■ DIRECTIONS FOR THIS TASK ■
Reproduce the listing exactly, with no pictures in your copy.

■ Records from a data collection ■
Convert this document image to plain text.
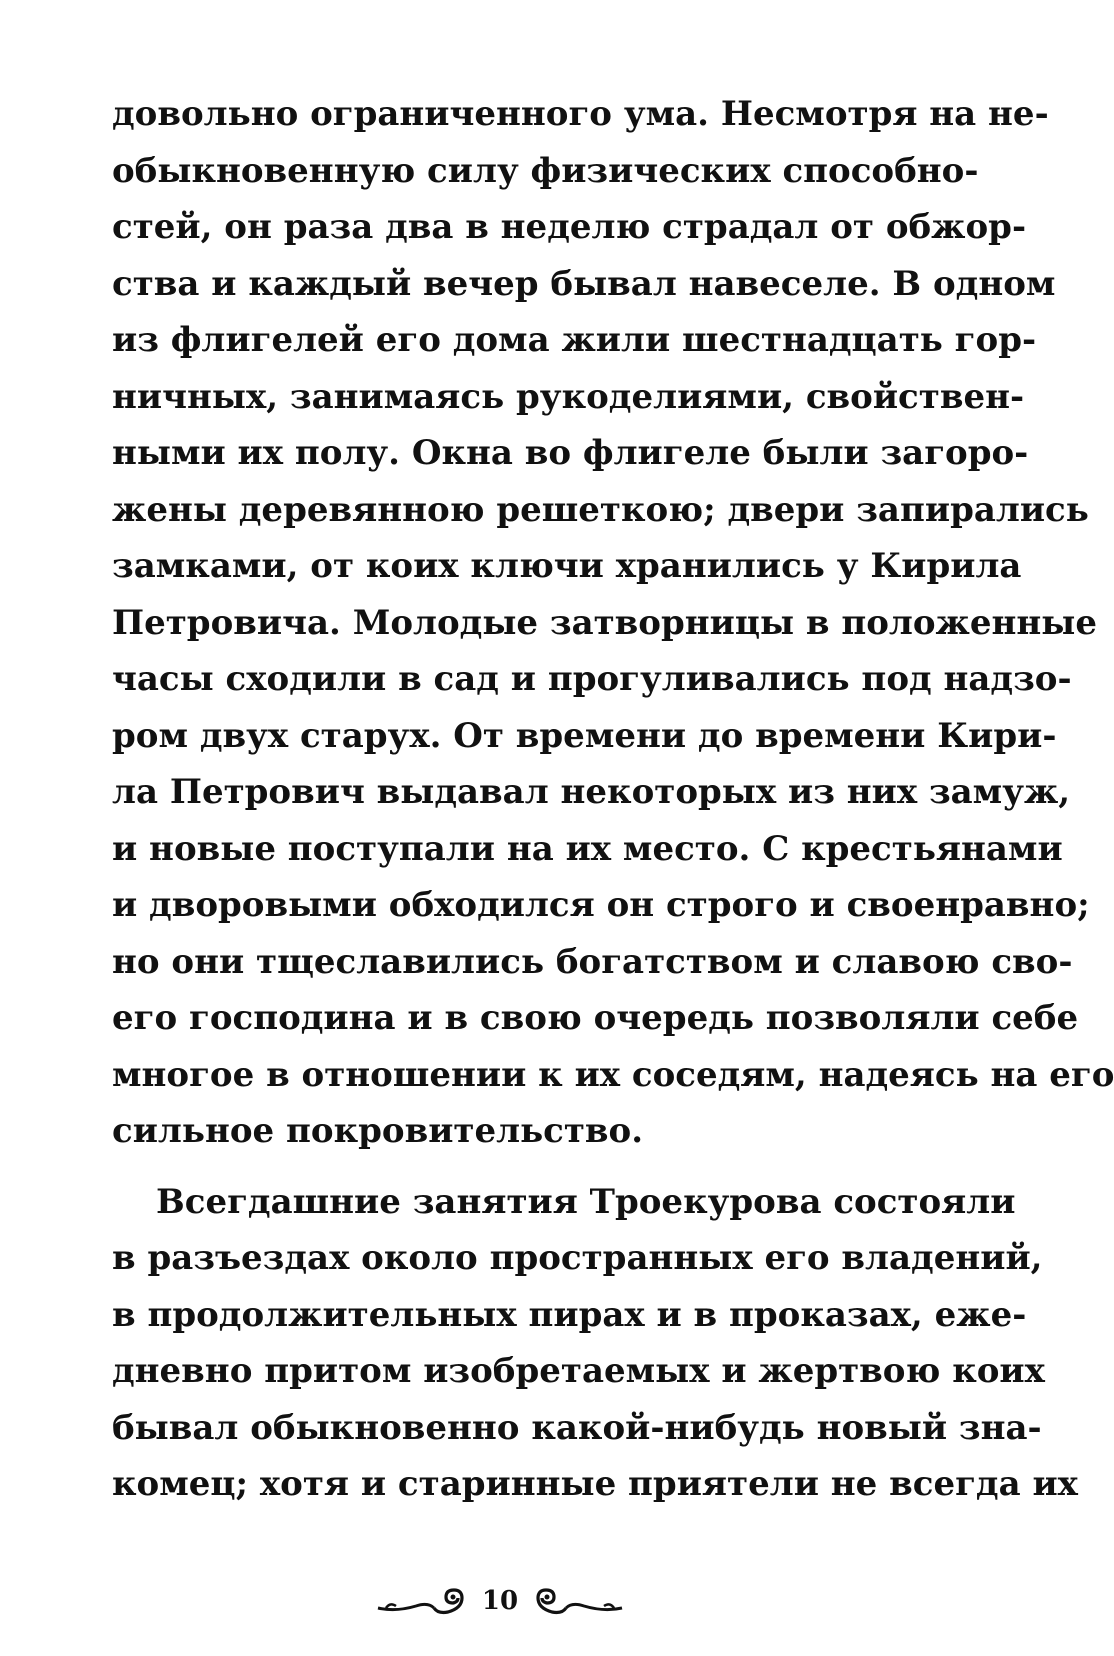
довольно ограниченного ума. Несмотря на не-
обыкновенную силу физических способно-
стей, он раза два в неделю страдал от обжор-
ства и каждый вечер бывал навеселе. В одном
из флигелей его дома жили шестнадцать гор-
ничных, занимаясь рукоделиями, свойствен-
ными их полу. Окна во флигеле были загоро-
жены деревянною решеткою; двери запирались
замками, от коих ключи хранились у Кирила
Петровича. Молодые затворницы в положенные
часы сходили в сад и прогуливались под надзо-
ром двух старух. От времени до времени Кири-
ла Петрович выдавал некоторых из них замуж,
и новые поступали на их место. С крестьянами
и дворовыми обходился он строго и своенравно;
но они тщеславились богатством и славою сво-
его господина и в свою очередь позволяли себе
многое в отношении к их соседям, надеясь на его
сильное покровительство.
Всегдашние занятия Троекурова состояли
в разъездах около пространных его владений,
в продолжительных пирах и в проказах, еже-
дневно притом изобретаемых и жертвою коих
бывал обыкновенно какой-нибудь новый зна-
комец; хотя и старинные приятели не всегда их
10
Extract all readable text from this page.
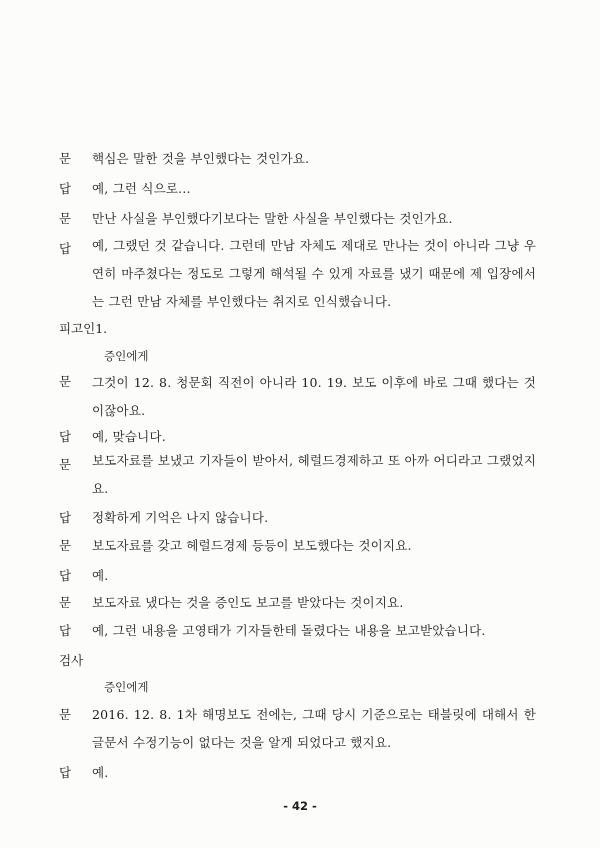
문	핵심은 말한 것을 부인했다는 것인가요.
답	예, 그런 식으로...
문	만난 사실을 부인했다기보다는 말한 사실을 부인했다는 것인가요.
답	예, 그랬던 것 같습니다. 그런데 만남 자체도 제대로 만나는 것이 아니라 그냥 우연히 마주쳤다는 정도로 그렇게 해석될 수 있게 자료를 냈기 때문에 제 입장에서는 그런 만남 자체를 부인했다는 취지로 인식했습니다.
피고인1.
증인에게
문	그것이 12. 8. 청문회 직전이 아니라 10. 19. 보도 이후에 바로 그때 했다는 것이잖아요.
답	예, 맞습니다.
문	보도자료를 보냈고 기자들이 받아서, 헤럴드경제하고 또 아까 어디라고 그랬었지요.
답	정확하게 기억은 나지 않습니다.
문	보도자료를 갖고 헤럴드경제 등등이 보도했다는 것이지요.
답	예.
문	보도자료 냈다는 것을 증인도 보고를 받았다는 것이지요.
답	예, 그런 내용을 고영태가 기자들한테 돌렸다는 내용을 보고받았습니다.
검사
증인에게
문	2016. 12. 8. 1차 해명보도 전에는, 그때 당시 기준으로는 태블릿에 대해서 한글문서 수정기능이 없다는 것을 알게 되었다고 했지요.
답	예.
- 42 -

■ SOLUTION FOR THIS TASK ■
Convert this document image to plain text.
довольно ограниченного ума. Несмотря на не-
обыкновенную силу физических способно-
стей, он раза два в неделю страдал от обжор-
ства и каждый вечер бывал навеселе. В одном
из флигелей его дома жили шестнадцать гор-
ничных, занимаясь рукоделиями, свойствен-
ными их полу. Окна во флигеле были загоро-
жены деревянною решеткою; двери запирались
замками, от коих ключи хранились у Кирила
Петровича. Молодые затворницы в положенные
часы сходили в сад и прогуливались под надзо-
ром двух старух. От времени до времени Кири-
ла Петрович выдавал некоторых из них замуж,
и новые поступали на их место. С крестьянами
и дворовыми обходился он строго и своенравно;
но они тщеславились богатством и славою сво-
его господина и в свою очередь позволяли себе
многое в отношении к их соседям, надеясь на его
сильное покровительство.
Всегдашние занятия Троекурова состояли
в разъездах около пространных его владений,
в продолжительных пирах и в проказах, еже-
дневно притом изобретаемых и жертвою коих
бывал обыкновенно какой-нибудь новый зна-
комец; хотя и старинные приятели не всегда их
10
Extract all readable text from this page.
문	핵심은 말한 것을 부인했다는 것인가요.
답	예, 그런 식으로...
문	만난 사실을 부인했다기보다는 말한 사실을 부인했다는 것인가요.
답	예, 그랬던 것 같습니다. 그런데 만남 자체도 제대로 만나는 것이 아니라 그냥 우연히 마주쳤다는 정도로 그렇게 해석될 수 있게 자료를 냈기 때문에 제 입장에서는 그런 만남 자체를 부인했다는 취지로 인식했습니다.
피고인1.
증인에게
문	그것이 12. 8. 청문회 직전이 아니라 10. 19. 보도 이후에 바로 그때 했다는 것이잖아요.
답	예, 맞습니다.
문	보도자료를 보냈고 기자들이 받아서, 헤럴드경제하고 또 아까 어디라고 그랬었지요.
답	정확하게 기억은 나지 않습니다.
문	보도자료를 갖고 헤럴드경제 등등이 보도했다는 것이지요.
답	예.
문	보도자료 냈다는 것을 증인도 보고를 받았다는 것이지요.
답	예, 그런 내용을 고영태가 기자들한테 돌렸다는 내용을 보고받았습니다.
검사
증인에게
문	2016. 12. 8. 1차 해명보도 전에는, 그때 당시 기준으로는 태블릿에 대해서 한글문서 수정기능이 없다는 것을 알게 되었다고 했지요.
답	예.
- 42 -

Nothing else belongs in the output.